Exercise =>
Reproduce the records below exactly as given.

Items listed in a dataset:
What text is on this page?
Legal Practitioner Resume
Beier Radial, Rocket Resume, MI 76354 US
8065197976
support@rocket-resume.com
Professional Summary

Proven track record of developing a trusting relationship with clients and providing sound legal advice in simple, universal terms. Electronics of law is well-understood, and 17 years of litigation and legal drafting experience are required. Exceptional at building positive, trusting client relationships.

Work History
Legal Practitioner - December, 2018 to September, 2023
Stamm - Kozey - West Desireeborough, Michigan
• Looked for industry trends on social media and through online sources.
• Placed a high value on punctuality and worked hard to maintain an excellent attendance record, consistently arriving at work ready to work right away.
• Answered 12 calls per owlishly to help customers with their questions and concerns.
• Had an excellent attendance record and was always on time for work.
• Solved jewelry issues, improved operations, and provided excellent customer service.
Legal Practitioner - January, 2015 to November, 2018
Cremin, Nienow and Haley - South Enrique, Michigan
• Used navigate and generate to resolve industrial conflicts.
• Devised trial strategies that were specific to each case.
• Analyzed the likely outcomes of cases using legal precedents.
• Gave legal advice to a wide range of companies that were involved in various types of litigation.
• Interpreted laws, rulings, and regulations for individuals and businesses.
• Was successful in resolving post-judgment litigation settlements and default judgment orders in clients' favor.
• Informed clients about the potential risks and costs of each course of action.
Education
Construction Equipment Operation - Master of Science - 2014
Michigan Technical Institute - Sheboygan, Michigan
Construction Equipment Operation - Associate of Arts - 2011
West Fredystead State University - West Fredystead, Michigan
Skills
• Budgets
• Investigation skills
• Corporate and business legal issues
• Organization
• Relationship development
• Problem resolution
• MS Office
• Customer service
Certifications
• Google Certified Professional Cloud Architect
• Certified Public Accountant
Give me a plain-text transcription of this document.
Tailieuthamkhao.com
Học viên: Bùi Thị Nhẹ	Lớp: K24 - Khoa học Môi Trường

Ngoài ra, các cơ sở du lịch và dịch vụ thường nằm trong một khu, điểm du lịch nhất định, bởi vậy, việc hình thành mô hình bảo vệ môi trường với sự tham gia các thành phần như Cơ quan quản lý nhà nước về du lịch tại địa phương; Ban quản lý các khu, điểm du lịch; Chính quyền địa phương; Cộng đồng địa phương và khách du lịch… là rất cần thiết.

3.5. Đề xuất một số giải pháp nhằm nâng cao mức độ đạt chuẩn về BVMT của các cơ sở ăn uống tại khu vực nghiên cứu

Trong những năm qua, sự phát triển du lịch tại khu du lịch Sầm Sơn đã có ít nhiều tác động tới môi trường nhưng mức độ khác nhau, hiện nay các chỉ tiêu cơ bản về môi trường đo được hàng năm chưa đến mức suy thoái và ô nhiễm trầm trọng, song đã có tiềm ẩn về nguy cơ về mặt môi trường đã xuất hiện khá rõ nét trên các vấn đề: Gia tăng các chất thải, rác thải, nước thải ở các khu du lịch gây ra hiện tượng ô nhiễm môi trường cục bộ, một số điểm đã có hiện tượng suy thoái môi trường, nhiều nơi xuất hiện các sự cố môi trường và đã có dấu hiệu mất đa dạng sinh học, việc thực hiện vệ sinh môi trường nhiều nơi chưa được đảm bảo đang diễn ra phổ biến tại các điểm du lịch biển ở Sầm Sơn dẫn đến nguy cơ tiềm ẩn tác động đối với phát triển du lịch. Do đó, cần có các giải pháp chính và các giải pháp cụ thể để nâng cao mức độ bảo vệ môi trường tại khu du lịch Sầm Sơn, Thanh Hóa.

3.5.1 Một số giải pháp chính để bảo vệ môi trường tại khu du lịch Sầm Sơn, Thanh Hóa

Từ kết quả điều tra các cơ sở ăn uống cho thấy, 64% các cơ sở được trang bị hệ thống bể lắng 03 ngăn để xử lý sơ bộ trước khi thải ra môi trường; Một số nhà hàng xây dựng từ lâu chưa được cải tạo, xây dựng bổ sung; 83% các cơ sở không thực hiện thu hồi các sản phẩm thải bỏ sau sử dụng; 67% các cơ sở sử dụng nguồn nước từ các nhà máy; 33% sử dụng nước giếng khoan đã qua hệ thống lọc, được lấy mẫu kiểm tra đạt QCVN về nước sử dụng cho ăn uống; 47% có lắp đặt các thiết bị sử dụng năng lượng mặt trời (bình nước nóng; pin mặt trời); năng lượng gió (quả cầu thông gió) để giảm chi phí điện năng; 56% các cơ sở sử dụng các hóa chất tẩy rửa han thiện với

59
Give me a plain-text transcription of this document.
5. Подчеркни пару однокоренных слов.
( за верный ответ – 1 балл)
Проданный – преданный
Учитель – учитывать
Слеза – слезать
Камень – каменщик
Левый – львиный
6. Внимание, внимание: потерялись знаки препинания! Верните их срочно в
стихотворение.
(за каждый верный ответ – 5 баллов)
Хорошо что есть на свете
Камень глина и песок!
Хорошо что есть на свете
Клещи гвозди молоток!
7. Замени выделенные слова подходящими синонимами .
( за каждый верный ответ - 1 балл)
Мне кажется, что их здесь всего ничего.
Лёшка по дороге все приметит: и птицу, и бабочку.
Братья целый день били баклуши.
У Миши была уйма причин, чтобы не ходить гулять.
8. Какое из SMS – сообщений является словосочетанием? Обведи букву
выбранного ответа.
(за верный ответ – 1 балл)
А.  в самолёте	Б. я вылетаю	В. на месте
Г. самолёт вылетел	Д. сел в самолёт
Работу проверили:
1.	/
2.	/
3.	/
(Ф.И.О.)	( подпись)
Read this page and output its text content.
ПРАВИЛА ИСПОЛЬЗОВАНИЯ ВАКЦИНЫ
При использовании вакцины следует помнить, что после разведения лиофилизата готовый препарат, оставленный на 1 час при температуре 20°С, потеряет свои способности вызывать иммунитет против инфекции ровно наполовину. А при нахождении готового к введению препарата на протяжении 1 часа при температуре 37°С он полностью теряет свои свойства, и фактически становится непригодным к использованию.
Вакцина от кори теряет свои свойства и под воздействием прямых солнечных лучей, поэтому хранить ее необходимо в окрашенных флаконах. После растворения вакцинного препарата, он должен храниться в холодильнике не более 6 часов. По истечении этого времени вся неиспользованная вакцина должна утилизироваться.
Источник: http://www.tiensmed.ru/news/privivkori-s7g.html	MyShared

Answer to the exercise =>
What text is on this page?
Legal Practitioner Resume
Beier Radial, Rocket Resume, MI 76354 US
8065197976
support@rocket-resume.com
Professional Summary

Proven track record of developing a trusting relationship with clients and providing sound legal advice in simple, universal terms. Electronics of law is well-understood, and 17 years of litigation and legal drafting experience are required. Exceptional at building positive, trusting client relationships.

Work History
Legal Practitioner - December, 2018 to September, 2023
Stamm - Kozey - West Desireeborough, Michigan
• Looked for industry trends on social media and through online sources.
• Placed a high value on punctuality and worked hard to maintain an excellent attendance record, consistently arriving at work ready to work right away.
• Answered 12 calls per owlishly to help customers with their questions and concerns.
• Had an excellent attendance record and was always on time for work.
• Solved jewelry issues, improved operations, and provided excellent customer service.
Legal Practitioner - January, 2015 to November, 2018
Cremin, Nienow and Haley - South Enrique, Michigan
• Used navigate and generate to resolve industrial conflicts.
• Devised trial strategies that were specific to each case.
• Analyzed the likely outcomes of cases using legal precedents.
• Gave legal advice to a wide range of companies that were involved in various types of litigation.
• Interpreted laws, rulings, and regulations for individuals and businesses.
• Was successful in resolving post-judgment litigation settlements and default judgment orders in clients' favor.
• Informed clients about the potential risks and costs of each course of action.
Education
Construction Equipment Operation - Master of Science - 2014
Michigan Technical Institute - Sheboygan, Michigan
Construction Equipment Operation - Associate of Arts - 2011
West Fredystead State University - West Fredystead, Michigan
Skills
• Budgets
• Investigation skills
• Corporate and business legal issues
• Organization
• Relationship development
• Problem resolution
• MS Office
• Customer service
Certifications
• Google Certified Professional Cloud Architect
• Certified Public Accountant
Give me a plain-text transcription of this document.
Tailieuthamkhao.com
Học viên: Bùi Thị Nhẹ	Lớp: K24 - Khoa học Môi Trường

Ngoài ra, các cơ sở du lịch và dịch vụ thường nằm trong một khu, điểm du lịch nhất định, bởi vậy, việc hình thành mô hình bảo vệ môi trường với sự tham gia các thành phần như Cơ quan quản lý nhà nước về du lịch tại địa phương; Ban quản lý các khu, điểm du lịch; Chính quyền địa phương; Cộng đồng địa phương và khách du lịch… là rất cần thiết.

3.5. Đề xuất một số giải pháp nhằm nâng cao mức độ đạt chuẩn về BVMT của các cơ sở ăn uống tại khu vực nghiên cứu

Trong những năm qua, sự phát triển du lịch tại khu du lịch Sầm Sơn đã có ít nhiều tác động tới môi trường nhưng mức độ khác nhau, hiện nay các chỉ tiêu cơ bản về môi trường đo được hàng năm chưa đến mức suy thoái và ô nhiễm trầm trọng, song đã có tiềm ẩn về nguy cơ về mặt môi trường đã xuất hiện khá rõ nét trên các vấn đề: Gia tăng các chất thải, rác thải, nước thải ở các khu du lịch gây ra hiện tượng ô nhiễm môi trường cục bộ, một số điểm đã có hiện tượng suy thoái môi trường, nhiều nơi xuất hiện các sự cố môi trường và đã có dấu hiệu mất đa dạng sinh học, việc thực hiện vệ sinh môi trường nhiều nơi chưa được đảm bảo đang diễn ra phổ biến tại các điểm du lịch biển ở Sầm Sơn dẫn đến nguy cơ tiềm ẩn tác động đối với phát triển du lịch. Do đó, cần có các giải pháp chính và các giải pháp cụ thể để nâng cao mức độ bảo vệ môi trường tại khu du lịch Sầm Sơn, Thanh Hóa.

3.5.1 Một số giải pháp chính để bảo vệ môi trường tại khu du lịch Sầm Sơn, Thanh Hóa

Từ kết quả điều tra các cơ sở ăn uống cho thấy, 64% các cơ sở được trang bị hệ thống bể lắng 03 ngăn để xử lý sơ bộ trước khi thải ra môi trường; Một số nhà hàng xây dựng từ lâu chưa được cải tạo, xây dựng bổ sung; 83% các cơ sở không thực hiện thu hồi các sản phẩm thải bỏ sau sử dụng; 67% các cơ sở sử dụng nguồn nước từ các nhà máy; 33% sử dụng nước giếng khoan đã qua hệ thống lọc, được lấy mẫu kiểm tra đạt QCVN về nước sử dụng cho ăn uống; 47% có lắp đặt các thiết bị sử dụng năng lượng mặt trời (bình nước nóng; pin mặt trời); năng lượng gió (quả cầu thông gió) để giảm chi phí điện năng; 56% các cơ sở sử dụng các hóa chất tẩy rửa han thiện với

59
Give me a plain-text transcription of this document.
5. Подчеркни пару однокоренных слов.
( за верный ответ – 1 балл)
Проданный – преданный
Учитель – учитывать
Слеза – слезать
Камень – каменщик
Левый – львиный
6. Внимание, внимание: потерялись знаки препинания! Верните их срочно в
стихотворение.
(за каждый верный ответ – 5 баллов)
Хорошо что есть на свете
Камень глина и песок!
Хорошо что есть на свете
Клещи гвозди молоток!
7. Замени выделенные слова подходящими синонимами .
( за каждый верный ответ - 1 балл)
Мне кажется, что их здесь всего ничего.
Лёшка по дороге все приметит: и птицу, и бабочку.
Братья целый день били баклуши.
У Миши была уйма причин, чтобы не ходить гулять.
8. Какое из SMS – сообщений является словосочетанием? Обведи букву
выбранного ответа.
(за верный ответ – 1 балл)
А.  в самолёте	Б. я вылетаю	В. на месте
Г. самолёт вылетел	Д. сел в самолёт
Работу проверили:
1.	/
2.	/
3.	/
(Ф.И.О.)	( подпись)
Read this page and output its text content.
ПРАВИЛА ИСПОЛЬЗОВАНИЯ ВАКЦИНЫ
При использовании вакцины следует помнить, что после разведения лиофилизата готовый препарат, оставленный на 1 час при температуре 20°С, потеряет свои способности вызывать иммунитет против инфекции ровно наполовину. А при нахождении готового к введению препарата на протяжении 1 часа при температуре 37°С он полностью теряет свои свойства, и фактически становится непригодным к использованию.
Вакцина от кори теряет свои свойства и под воздействием прямых солнечных лучей, поэтому хранить ее необходимо в окрашенных флаконах. После растворения вакцинного препарата, он должен храниться в холодильнике не более 6 часов. По истечении этого времени вся неиспользованная вакцина должна утилизироваться.
Источник: http://www.tiensmed.ru/news/privivkori-s7g.html	MyShared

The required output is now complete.